• _PROBLEMS TO WORK ON_
1. In the passage on corporate directors, which legislation contains no general prohibition on using corporate directors for Gibraltar companies?
2. Write a continuation of the passage on corporate directors, starting after its final sentence.

• _PROVIDED PASSAGE_
________
What Is a Corporate Director?
A corporate director is a company that acts as a director of another company, rather than a natural person filling that role. Under the Gibraltar Companies Act 2014, there is no general prohibition on the use of corporate directors (unlike in the UK, where the Small Business, Enterprise and Employment Act 2015 moved to restrict their use for UK-incorporated companies). Gibraltar companies may have one or more corporate directors, and those corporate directors may themselves be Gibraltar entities or companies incorporated in other jurisdictions.
The use of a professional corporate director — typically a GFSC-licensed trust and company service provider (TCSP) — is a common feature of internationally structured Gibraltar vehicles. The corporate director provides a layer of professional governance, continuity of management and, in appropriate cases, the demonstration of Gibraltar-based management and control that underpins Gibraltar tax residence.
________
Bounding-box annotations
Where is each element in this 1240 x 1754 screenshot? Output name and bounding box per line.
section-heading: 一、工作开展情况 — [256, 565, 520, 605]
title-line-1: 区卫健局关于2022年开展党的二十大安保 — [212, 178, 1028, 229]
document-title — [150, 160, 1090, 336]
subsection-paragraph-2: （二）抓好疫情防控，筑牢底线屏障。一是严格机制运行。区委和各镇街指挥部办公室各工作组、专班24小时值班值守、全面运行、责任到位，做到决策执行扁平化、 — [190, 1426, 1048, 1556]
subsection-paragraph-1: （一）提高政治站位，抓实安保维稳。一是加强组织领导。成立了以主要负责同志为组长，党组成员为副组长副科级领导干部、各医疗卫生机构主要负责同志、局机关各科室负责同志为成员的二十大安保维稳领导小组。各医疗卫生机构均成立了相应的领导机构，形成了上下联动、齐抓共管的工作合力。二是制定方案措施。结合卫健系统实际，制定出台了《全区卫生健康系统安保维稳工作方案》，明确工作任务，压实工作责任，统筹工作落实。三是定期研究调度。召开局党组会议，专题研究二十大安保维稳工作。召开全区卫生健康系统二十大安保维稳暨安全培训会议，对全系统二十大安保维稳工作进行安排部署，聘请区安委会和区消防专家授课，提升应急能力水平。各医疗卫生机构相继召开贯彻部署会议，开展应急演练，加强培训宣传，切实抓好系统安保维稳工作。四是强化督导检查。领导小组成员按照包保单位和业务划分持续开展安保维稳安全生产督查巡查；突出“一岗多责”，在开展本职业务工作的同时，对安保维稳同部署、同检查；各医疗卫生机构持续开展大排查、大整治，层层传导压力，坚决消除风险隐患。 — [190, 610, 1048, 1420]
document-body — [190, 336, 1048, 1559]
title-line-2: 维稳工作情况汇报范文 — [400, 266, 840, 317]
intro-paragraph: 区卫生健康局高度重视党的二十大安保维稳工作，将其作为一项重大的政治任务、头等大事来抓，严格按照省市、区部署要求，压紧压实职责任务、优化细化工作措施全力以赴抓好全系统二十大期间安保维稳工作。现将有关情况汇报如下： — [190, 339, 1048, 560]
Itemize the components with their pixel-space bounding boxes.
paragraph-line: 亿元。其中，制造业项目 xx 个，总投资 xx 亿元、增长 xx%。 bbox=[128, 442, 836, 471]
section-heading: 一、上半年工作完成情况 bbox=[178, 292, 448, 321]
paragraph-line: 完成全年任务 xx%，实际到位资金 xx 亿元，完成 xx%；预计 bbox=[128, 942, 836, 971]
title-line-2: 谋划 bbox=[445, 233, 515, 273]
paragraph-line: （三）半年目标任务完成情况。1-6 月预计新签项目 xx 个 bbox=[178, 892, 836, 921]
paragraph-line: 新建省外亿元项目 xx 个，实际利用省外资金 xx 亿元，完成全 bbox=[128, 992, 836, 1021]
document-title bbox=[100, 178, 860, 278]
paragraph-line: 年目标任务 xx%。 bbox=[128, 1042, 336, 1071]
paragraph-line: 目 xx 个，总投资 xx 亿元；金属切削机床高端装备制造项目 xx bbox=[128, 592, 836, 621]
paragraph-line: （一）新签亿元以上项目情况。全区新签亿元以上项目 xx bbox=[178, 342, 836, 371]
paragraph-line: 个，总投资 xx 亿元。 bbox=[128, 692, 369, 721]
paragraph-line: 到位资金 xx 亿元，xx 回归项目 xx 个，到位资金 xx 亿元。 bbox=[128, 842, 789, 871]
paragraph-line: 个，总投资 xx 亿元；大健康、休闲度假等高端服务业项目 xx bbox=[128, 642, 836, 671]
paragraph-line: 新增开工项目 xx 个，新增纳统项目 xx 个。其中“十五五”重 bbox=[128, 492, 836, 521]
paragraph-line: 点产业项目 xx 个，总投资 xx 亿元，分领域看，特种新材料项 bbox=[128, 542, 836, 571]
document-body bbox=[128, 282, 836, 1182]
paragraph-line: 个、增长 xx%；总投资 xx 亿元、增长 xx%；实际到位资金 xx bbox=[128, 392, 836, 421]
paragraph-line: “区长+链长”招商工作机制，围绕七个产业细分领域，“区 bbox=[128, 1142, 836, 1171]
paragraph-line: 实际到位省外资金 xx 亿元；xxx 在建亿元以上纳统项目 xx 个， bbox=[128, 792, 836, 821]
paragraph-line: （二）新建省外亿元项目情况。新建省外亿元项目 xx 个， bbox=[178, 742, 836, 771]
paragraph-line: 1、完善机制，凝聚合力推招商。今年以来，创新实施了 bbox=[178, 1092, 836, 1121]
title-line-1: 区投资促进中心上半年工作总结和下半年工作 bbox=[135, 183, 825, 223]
________
• _ANSWERS TO THE TASKS_
1. The Gibraltar Companies Act 2014.

2.
This guide explains the mechanics and implications of corporate director arrangements, helping clients and their advisers make an informed decision about whether, and in what form, a corporate director is right for their Gibraltar company.
Management & Control and Tax Residence
A company is generally treated as resident for tax purposes in the jurisdiction where its central management and control is exercised — the jurisdiction where the board of directors meets and makes decisions about the company's high-level affairs. This principle, derived from English common law (and therefore applicable in Gibraltar), means that a Gibraltar-incorporated company is not automatically Gibraltar tax-resident: it will only be so if its management and control is exercised in Gibraltar.
Conversely, a company incorporated elsewhere may be Gibraltar tax-resident if its central management and control is exercised in Gibraltar — although this is less commonly the intended outcome in practice.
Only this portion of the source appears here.